## INSTRUCTIONS FOR THE TASK
Extract all lines containing "this".

## Stored entries

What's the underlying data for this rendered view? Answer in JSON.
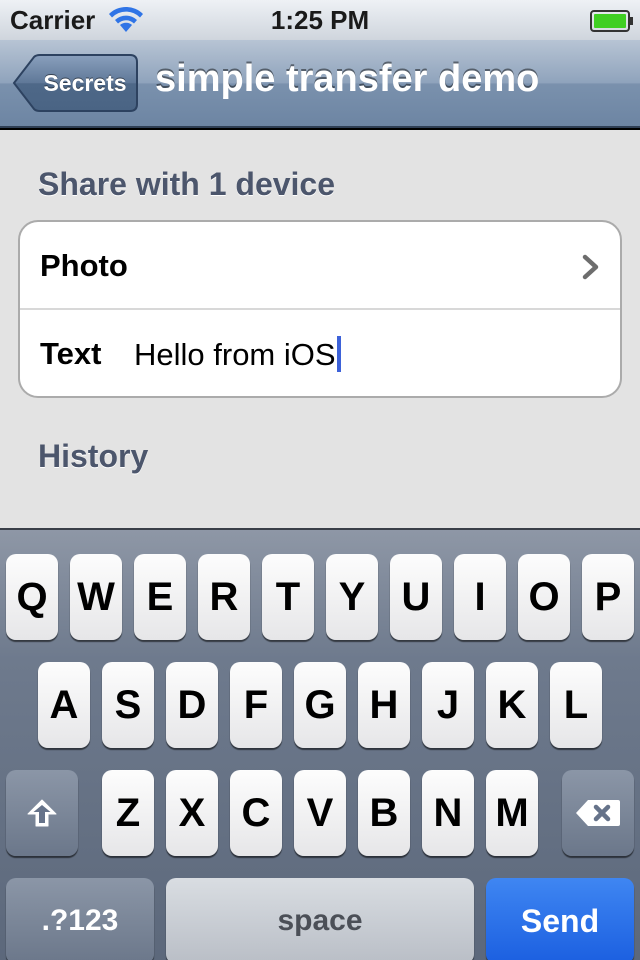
{
  "status_bar": {
    "carrier": "Carrier",
    "time": "1:25 PM",
    "wifi_icon": "wifi-icon",
    "battery_icon": "battery-full-icon"
  },
  "nav": {
    "back_label": "Secrets",
    "title": "simple transfer demo"
  },
  "content": {
    "share_header": "Share with 1 device",
    "rows": [
      {
        "label": "Photo",
        "icon": "chevron-right-icon"
      },
      {
        "label": "Text",
        "value": "Hello from iOS"
      }
    ],
    "history_header": "History"
  },
  "keyboard": {
    "row1": [
      "Q",
      "W",
      "E",
      "R",
      "T",
      "Y",
      "U",
      "I",
      "O",
      "P"
    ],
    "row2": [
      "A",
      "S",
      "D",
      "F",
      "G",
      "H",
      "J",
      "K",
      "L"
    ],
    "row3": [
      "Z",
      "X",
      "C",
      "V",
      "B",
      "N",
      "M"
    ],
    "shift_icon": "shift-icon",
    "delete_icon": "delete-icon",
    "numbers_label": ".?123",
    "space_label": "space",
    "send_label": "Send",
    "send_color": "#1f62e2"
  }
}
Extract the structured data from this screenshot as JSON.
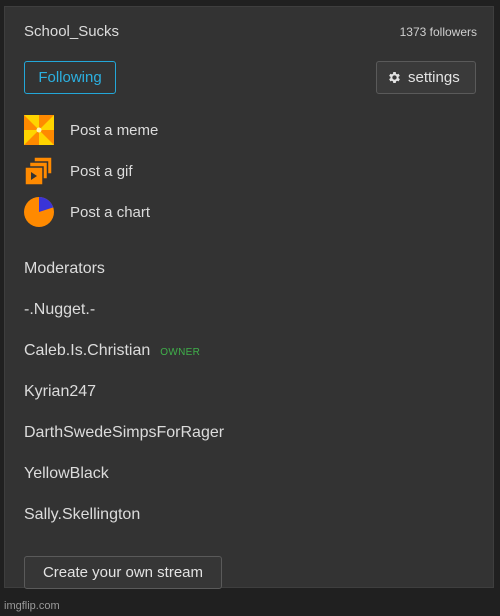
{
  "stream": {
    "name": "School_Sucks",
    "followers": "1373 followers"
  },
  "buttons": {
    "following": "Following",
    "settings": "settings",
    "create_stream": "Create your own stream"
  },
  "actions": [
    {
      "label": "Post a meme",
      "icon": "meme-icon"
    },
    {
      "label": "Post a gif",
      "icon": "gif-icon"
    },
    {
      "label": "Post a chart",
      "icon": "chart-icon"
    }
  ],
  "moderators": {
    "heading": "Moderators",
    "list": [
      {
        "name": "-.Nugget.-"
      },
      {
        "name": "Caleb.Is.Christian",
        "badge": "OWNER"
      },
      {
        "name": "Kyrian247"
      },
      {
        "name": "DarthSwedeSimpsForRager"
      },
      {
        "name": "YellowBlack"
      },
      {
        "name": "Sally.Skellington"
      }
    ]
  },
  "watermark": "imgflip.com",
  "colors": {
    "accent": "#2cb0e0",
    "owner_badge": "#3fb04a",
    "panel_bg": "#333333",
    "icon_orange": "#ff8a00"
  }
}
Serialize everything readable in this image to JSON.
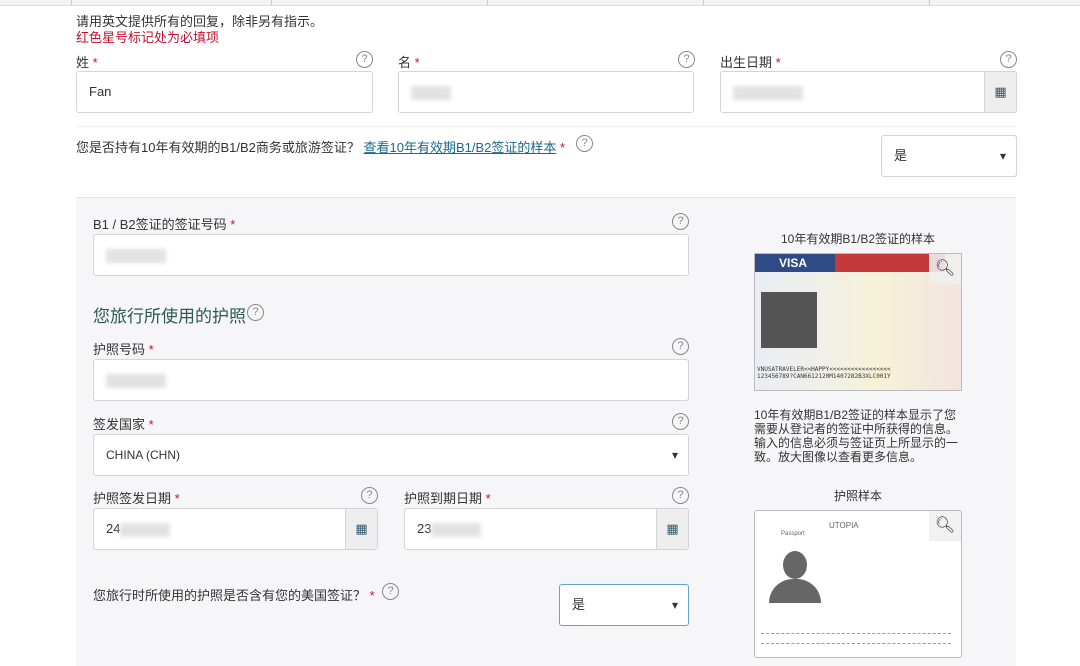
{
  "intro": "请用英文提供所有的回复，除非另有指示。",
  "required_note": "红色星号标记处为必填项",
  "surname": {
    "label": "姓",
    "value": "Fan"
  },
  "given_name": {
    "label": "名"
  },
  "dob": {
    "label": "出生日期"
  },
  "visa_question": {
    "text": "您是否持有10年有效期的B1/B2商务或旅游签证？",
    "link": "查看10年有效期B1/B2签证的样本",
    "value": "是"
  },
  "visa_number": {
    "label": "B1 / B2签证的签证号码"
  },
  "passport_section": {
    "title": "您旅行所使用的护照"
  },
  "passport_number": {
    "label": "护照号码"
  },
  "issuing_country": {
    "label": "签发国家",
    "value": "CHINA (CHN)"
  },
  "issue_date": {
    "label": "护照签发日期",
    "value": "24"
  },
  "expiry_date": {
    "label": "护照到期日期",
    "value": "23"
  },
  "contains_visa": {
    "text": "您旅行时所使用的护照是否含有您的美国签证？",
    "value": "是"
  },
  "sidebar": {
    "visa_sample_title": "10年有效期B1/B2签证的样本",
    "visa_sample_desc": "10年有效期B1/B2签证的样本显示了您需要从登记者的签证中所获得的信息。输入的信息必须与签证页上所显示的一致。放大图像以查看更多信息。",
    "passport_sample_title": "护照样本",
    "visa_img_text": "VISA",
    "visa_mrz1": "VNUSATRAVELER<<HAPPY<<<<<<<<<<<<<<<<<",
    "visa_mrz2": "123456789?CAN6612120M1407282B3XLC001Y",
    "passport_img_text": "UTOPIA",
    "passport_img_label": "Passport"
  },
  "required_mark": "*",
  "help_glyph": "?"
}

## FINAL RESULT
What's the underlying data for this rendered view? Answer in JSON.
Extract the structured data from this screenshot as JSON.
Serialize everything readable in this image to JSON.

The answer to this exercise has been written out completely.